▸ **Your instructions**
Output the data below in full, byte for byte. Nothing may differ.

▸ **Data lines**
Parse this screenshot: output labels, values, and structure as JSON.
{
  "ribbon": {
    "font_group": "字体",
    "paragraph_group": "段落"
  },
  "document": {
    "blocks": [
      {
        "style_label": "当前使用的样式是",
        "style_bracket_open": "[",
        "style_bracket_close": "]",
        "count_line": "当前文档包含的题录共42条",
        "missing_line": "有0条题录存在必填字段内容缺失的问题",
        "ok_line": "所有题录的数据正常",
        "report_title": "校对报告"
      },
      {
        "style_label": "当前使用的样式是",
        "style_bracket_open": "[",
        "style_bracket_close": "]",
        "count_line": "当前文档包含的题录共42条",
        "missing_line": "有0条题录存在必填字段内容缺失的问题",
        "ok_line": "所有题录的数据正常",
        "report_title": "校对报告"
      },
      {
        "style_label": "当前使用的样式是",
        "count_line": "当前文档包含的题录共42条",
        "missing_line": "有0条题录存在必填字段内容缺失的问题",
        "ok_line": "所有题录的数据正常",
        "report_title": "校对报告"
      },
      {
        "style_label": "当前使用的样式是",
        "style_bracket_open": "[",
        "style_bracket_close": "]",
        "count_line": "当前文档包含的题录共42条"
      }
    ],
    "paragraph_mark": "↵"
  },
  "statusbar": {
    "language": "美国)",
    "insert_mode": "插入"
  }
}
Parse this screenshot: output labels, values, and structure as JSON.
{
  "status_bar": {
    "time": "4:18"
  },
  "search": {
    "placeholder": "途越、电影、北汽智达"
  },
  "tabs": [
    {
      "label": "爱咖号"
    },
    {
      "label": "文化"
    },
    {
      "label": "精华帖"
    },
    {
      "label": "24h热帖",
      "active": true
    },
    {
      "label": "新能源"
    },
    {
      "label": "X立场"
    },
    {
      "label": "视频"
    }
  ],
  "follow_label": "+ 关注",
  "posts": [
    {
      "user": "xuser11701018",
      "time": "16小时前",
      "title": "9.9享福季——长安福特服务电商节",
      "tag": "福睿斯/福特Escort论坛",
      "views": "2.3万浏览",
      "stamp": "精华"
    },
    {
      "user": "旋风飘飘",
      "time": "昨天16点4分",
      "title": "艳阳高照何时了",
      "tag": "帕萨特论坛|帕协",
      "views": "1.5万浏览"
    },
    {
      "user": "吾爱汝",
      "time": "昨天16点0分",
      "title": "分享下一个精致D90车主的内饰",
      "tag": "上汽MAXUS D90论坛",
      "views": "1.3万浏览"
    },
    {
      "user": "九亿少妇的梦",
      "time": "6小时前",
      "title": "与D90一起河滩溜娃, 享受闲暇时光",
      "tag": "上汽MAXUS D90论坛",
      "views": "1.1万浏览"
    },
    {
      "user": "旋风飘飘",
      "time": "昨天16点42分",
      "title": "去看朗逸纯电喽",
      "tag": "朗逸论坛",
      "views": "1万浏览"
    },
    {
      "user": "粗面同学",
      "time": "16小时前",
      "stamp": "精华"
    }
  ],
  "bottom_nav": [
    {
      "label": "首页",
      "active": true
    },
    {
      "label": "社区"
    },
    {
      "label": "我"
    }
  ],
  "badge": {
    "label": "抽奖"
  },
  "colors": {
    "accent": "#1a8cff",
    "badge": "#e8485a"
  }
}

▸ **Output of the task**
Parse this screenshot: output labels, values, and structure as JSON.
{
  "ribbon": {
    "font_group": "字体",
    "paragraph_group": "段落"
  },
  "document": {
    "blocks": [
      {
        "style_label": "当前使用的样式是",
        "style_bracket_open": "[",
        "style_bracket_close": "]",
        "count_line": "当前文档包含的题录共42条",
        "missing_line": "有0条题录存在必填字段内容缺失的问题",
        "ok_line": "所有题录的数据正常",
        "report_title": "校对报告"
      },
      {
        "style_label": "当前使用的样式是",
        "style_bracket_open": "[",
        "style_bracket_close": "]",
        "count_line": "当前文档包含的题录共42条",
        "missing_line": "有0条题录存在必填字段内容缺失的问题",
        "ok_line": "所有题录的数据正常",
        "report_title": "校对报告"
      },
      {
        "style_label": "当前使用的样式是",
        "count_line": "当前文档包含的题录共42条",
        "missing_line": "有0条题录存在必填字段内容缺失的问题",
        "ok_line": "所有题录的数据正常",
        "report_title": "校对报告"
      },
      {
        "style_label": "当前使用的样式是",
        "style_bracket_open": "[",
        "style_bracket_close": "]",
        "count_line": "当前文档包含的题录共42条"
      }
    ],
    "paragraph_mark": "↵"
  },
  "statusbar": {
    "language": "美国)",
    "insert_mode": "插入"
  }
}
Parse this screenshot: output labels, values, and structure as JSON.
{
  "status_bar": {
    "time": "4:18"
  },
  "search": {
    "placeholder": "途越、电影、北汽智达"
  },
  "tabs": [
    {
      "label": "爱咖号"
    },
    {
      "label": "文化"
    },
    {
      "label": "精华帖"
    },
    {
      "label": "24h热帖",
      "active": true
    },
    {
      "label": "新能源"
    },
    {
      "label": "X立场"
    },
    {
      "label": "视频"
    }
  ],
  "follow_label": "+ 关注",
  "posts": [
    {
      "user": "xuser11701018",
      "time": "16小时前",
      "title": "9.9享福季——长安福特服务电商节",
      "tag": "福睿斯/福特Escort论坛",
      "views": "2.3万浏览",
      "stamp": "精华"
    },
    {
      "user": "旋风飘飘",
      "time": "昨天16点4分",
      "title": "艳阳高照何时了",
      "tag": "帕萨特论坛|帕协",
      "views": "1.5万浏览"
    },
    {
      "user": "吾爱汝",
      "time": "昨天16点0分",
      "title": "分享下一个精致D90车主的内饰",
      "tag": "上汽MAXUS D90论坛",
      "views": "1.3万浏览"
    },
    {
      "user": "九亿少妇的梦",
      "time": "6小时前",
      "title": "与D90一起河滩溜娃, 享受闲暇时光",
      "tag": "上汽MAXUS D90论坛",
      "views": "1.1万浏览"
    },
    {
      "user": "旋风飘飘",
      "time": "昨天16点42分",
      "title": "去看朗逸纯电喽",
      "tag": "朗逸论坛",
      "views": "1万浏览"
    },
    {
      "user": "粗面同学",
      "time": "16小时前",
      "stamp": "精华"
    }
  ],
  "bottom_nav": [
    {
      "label": "首页",
      "active": true
    },
    {
      "label": "社区"
    },
    {
      "label": "我"
    }
  ],
  "badge": {
    "label": "抽奖"
  },
  "colors": {
    "accent": "#1a8cff",
    "badge": "#e8485a"
  }
}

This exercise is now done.